#### [Exercise requirements]
Below is a set of records; print all of them exactly as written.

#### [Records shown]
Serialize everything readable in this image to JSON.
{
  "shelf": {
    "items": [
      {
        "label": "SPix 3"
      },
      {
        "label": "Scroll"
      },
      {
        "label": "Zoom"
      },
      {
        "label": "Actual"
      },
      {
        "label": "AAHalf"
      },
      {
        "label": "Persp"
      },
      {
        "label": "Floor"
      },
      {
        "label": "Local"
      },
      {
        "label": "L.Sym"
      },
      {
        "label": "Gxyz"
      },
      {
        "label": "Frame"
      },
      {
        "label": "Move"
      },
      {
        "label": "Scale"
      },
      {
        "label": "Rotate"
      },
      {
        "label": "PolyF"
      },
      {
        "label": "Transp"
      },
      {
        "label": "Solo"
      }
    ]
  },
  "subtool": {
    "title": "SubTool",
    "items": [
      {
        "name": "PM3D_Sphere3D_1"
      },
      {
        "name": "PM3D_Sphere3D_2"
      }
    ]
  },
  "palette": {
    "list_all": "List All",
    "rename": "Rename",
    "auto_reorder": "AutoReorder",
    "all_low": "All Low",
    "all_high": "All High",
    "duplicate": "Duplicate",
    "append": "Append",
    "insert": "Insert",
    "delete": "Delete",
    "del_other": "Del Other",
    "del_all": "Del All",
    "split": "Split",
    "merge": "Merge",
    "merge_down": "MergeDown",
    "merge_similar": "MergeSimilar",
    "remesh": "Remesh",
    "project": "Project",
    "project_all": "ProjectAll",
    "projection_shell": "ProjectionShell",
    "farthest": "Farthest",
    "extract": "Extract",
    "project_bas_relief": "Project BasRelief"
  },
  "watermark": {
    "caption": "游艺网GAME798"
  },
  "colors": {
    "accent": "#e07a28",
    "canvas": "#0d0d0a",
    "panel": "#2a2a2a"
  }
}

#### [Full response]
Serialize everything readable in this image to JSON.
{
  "shelf": {
    "items": [
      {
        "label": "SPix 3"
      },
      {
        "label": "Scroll"
      },
      {
        "label": "Zoom"
      },
      {
        "label": "Actual"
      },
      {
        "label": "AAHalf"
      },
      {
        "label": "Persp"
      },
      {
        "label": "Floor"
      },
      {
        "label": "Local"
      },
      {
        "label": "L.Sym"
      },
      {
        "label": "Gxyz"
      },
      {
        "label": "Frame"
      },
      {
        "label": "Move"
      },
      {
        "label": "Scale"
      },
      {
        "label": "Rotate"
      },
      {
        "label": "PolyF"
      },
      {
        "label": "Transp"
      },
      {
        "label": "Solo"
      }
    ]
  },
  "subtool": {
    "title": "SubTool",
    "items": [
      {
        "name": "PM3D_Sphere3D_1"
      },
      {
        "name": "PM3D_Sphere3D_2"
      }
    ]
  },
  "palette": {
    "list_all": "List All",
    "rename": "Rename",
    "auto_reorder": "AutoReorder",
    "all_low": "All Low",
    "all_high": "All High",
    "duplicate": "Duplicate",
    "append": "Append",
    "insert": "Insert",
    "delete": "Delete",
    "del_other": "Del Other",
    "del_all": "Del All",
    "split": "Split",
    "merge": "Merge",
    "merge_down": "MergeDown",
    "merge_similar": "MergeSimilar",
    "remesh": "Remesh",
    "project": "Project",
    "project_all": "ProjectAll",
    "projection_shell": "ProjectionShell",
    "farthest": "Farthest",
    "extract": "Extract",
    "project_bas_relief": "Project BasRelief"
  },
  "watermark": {
    "caption": "游艺网GAME798"
  },
  "colors": {
    "accent": "#e07a28",
    "canvas": "#0d0d0a",
    "panel": "#2a2a2a"
  }
}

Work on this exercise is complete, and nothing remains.